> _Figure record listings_
##############################
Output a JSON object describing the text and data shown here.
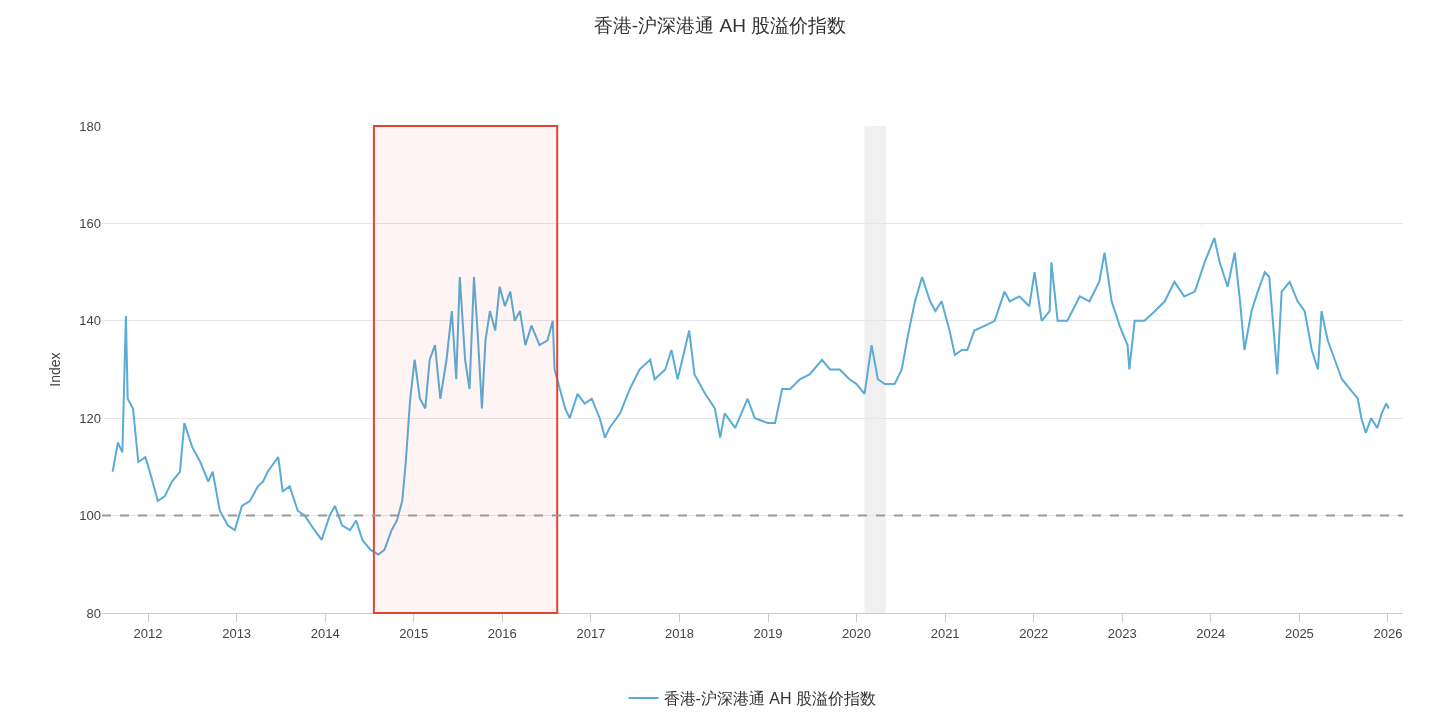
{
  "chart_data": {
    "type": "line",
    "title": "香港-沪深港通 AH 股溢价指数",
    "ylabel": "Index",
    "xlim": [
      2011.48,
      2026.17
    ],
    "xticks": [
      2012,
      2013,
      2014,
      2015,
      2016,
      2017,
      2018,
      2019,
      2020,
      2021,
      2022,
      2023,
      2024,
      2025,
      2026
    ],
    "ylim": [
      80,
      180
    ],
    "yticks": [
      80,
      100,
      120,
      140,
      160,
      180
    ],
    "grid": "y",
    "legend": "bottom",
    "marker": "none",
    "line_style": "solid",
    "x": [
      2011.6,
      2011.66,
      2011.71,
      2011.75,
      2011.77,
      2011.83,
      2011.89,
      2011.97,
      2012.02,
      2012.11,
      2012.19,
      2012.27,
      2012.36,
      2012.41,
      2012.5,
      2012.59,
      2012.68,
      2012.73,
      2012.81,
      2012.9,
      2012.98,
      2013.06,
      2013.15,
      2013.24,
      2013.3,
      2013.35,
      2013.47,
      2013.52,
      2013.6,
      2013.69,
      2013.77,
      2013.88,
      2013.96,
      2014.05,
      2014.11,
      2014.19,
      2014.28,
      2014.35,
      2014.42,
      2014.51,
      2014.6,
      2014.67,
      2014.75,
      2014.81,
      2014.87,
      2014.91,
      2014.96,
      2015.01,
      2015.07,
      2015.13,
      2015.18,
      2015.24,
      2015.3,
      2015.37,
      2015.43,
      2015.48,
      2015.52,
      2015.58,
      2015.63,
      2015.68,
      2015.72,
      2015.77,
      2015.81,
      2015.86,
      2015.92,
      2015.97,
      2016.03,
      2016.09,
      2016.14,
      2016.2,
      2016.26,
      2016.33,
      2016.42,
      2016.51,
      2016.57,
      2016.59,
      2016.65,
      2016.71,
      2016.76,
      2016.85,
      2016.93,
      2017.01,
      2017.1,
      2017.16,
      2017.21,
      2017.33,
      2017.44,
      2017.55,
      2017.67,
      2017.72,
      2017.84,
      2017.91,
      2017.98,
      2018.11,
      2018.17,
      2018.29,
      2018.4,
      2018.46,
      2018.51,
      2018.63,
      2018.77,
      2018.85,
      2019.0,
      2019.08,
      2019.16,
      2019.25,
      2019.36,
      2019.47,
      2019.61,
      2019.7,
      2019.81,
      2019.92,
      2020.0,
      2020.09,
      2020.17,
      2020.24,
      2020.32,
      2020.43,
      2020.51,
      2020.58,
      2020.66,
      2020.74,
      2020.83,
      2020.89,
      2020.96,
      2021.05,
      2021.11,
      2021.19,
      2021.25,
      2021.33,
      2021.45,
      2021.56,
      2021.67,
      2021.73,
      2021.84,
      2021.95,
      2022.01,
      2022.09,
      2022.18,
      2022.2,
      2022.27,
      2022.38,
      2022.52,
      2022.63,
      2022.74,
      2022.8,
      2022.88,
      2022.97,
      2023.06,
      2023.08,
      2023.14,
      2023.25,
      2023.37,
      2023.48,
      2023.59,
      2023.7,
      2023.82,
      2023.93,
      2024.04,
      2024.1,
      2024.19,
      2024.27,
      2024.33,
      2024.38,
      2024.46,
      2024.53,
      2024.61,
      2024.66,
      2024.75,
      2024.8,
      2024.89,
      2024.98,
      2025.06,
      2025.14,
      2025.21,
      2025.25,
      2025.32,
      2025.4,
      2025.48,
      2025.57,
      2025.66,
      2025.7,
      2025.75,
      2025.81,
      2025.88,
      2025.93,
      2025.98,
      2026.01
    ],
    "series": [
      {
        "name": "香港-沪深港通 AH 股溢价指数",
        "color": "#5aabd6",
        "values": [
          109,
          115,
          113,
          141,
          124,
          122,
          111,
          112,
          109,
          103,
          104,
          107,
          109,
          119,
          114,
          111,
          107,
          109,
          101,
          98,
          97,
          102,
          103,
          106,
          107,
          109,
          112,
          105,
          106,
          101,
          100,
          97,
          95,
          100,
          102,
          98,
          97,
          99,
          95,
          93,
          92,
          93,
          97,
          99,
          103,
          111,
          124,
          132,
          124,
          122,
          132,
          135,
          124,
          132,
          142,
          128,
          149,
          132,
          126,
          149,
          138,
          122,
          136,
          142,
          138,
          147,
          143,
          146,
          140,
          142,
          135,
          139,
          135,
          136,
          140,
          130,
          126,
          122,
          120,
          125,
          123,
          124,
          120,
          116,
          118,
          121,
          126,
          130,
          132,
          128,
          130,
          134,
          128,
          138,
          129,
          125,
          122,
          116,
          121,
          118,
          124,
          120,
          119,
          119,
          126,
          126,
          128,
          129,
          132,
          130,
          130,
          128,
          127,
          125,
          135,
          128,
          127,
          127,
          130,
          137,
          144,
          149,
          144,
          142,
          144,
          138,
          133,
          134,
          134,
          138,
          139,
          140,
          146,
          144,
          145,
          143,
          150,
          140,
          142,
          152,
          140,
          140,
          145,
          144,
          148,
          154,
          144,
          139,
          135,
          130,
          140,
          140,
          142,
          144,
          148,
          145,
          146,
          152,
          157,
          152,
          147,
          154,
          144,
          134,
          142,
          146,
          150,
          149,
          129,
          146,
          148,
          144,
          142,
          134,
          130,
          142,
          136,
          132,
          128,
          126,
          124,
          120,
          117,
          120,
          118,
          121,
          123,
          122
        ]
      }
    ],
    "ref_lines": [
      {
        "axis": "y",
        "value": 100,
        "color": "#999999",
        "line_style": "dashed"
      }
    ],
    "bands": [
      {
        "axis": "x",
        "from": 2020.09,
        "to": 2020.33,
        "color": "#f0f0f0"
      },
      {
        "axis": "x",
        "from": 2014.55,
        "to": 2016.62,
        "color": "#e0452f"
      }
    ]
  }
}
##############################
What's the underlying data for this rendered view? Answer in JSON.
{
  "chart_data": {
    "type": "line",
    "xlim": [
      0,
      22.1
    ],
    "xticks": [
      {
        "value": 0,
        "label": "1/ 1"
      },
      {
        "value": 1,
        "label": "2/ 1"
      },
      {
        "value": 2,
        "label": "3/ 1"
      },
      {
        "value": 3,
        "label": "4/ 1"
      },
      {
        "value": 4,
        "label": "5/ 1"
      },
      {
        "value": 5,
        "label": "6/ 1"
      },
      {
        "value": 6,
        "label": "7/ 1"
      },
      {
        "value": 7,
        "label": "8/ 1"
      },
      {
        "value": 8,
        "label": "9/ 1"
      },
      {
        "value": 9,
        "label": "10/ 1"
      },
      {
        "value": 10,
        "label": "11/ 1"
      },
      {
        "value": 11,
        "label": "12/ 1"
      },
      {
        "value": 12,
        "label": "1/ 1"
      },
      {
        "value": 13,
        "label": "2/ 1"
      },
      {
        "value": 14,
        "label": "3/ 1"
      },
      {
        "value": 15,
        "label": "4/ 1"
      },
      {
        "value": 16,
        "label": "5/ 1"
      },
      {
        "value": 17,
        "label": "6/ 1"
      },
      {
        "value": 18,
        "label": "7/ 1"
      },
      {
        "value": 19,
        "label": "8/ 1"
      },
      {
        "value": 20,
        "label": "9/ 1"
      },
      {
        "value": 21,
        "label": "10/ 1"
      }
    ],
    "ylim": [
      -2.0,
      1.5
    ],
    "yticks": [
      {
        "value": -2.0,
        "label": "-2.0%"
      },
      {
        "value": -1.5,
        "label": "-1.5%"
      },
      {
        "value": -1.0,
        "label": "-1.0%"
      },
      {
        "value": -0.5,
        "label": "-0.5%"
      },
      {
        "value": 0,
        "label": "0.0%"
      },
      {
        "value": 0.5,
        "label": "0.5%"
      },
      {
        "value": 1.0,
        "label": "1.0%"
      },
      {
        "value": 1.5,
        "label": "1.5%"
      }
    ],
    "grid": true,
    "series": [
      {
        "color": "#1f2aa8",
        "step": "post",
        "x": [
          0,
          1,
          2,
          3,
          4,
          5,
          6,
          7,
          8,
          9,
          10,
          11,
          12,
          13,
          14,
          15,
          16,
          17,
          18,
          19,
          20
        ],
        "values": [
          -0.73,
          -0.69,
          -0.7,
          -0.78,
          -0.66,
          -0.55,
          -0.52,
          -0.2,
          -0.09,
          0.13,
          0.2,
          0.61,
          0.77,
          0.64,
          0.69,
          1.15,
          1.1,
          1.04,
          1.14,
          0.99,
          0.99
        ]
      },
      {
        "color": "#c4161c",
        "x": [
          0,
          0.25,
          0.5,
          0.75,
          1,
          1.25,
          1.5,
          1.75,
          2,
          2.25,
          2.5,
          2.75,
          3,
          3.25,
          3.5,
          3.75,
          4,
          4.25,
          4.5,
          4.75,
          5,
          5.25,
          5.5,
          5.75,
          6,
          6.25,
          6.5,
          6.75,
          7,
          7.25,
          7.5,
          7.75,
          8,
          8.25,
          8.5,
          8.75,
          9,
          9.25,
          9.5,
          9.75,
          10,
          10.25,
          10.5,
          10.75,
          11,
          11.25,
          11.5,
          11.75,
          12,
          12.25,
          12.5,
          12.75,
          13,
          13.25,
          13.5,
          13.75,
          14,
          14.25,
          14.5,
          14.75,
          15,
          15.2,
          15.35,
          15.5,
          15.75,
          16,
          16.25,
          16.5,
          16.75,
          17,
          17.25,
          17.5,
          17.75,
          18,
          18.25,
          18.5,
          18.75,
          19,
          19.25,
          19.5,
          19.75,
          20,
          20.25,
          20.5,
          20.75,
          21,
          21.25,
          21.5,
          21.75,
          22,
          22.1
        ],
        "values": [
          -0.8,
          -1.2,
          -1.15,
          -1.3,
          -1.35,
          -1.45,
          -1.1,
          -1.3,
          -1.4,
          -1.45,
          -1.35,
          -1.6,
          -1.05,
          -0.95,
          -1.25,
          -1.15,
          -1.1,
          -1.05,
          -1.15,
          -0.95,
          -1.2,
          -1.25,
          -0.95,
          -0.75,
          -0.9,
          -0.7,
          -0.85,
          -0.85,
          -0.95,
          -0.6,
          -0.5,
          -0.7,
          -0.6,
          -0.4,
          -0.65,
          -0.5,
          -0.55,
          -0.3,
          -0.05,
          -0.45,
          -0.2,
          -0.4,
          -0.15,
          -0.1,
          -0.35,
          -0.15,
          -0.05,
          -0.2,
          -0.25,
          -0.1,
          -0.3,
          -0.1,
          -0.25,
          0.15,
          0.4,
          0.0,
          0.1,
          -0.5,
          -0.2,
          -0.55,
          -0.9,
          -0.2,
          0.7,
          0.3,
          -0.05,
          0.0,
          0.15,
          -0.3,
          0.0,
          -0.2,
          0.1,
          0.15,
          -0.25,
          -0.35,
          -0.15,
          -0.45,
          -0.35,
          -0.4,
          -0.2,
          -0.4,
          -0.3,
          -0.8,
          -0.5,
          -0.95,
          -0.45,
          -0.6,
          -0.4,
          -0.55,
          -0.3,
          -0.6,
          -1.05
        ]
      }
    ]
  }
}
##############################
> _BRIEF_
Among the entries above, how many lines hold the string "color"? Give the number by itself.

> _EXERCISE ANSWER_
6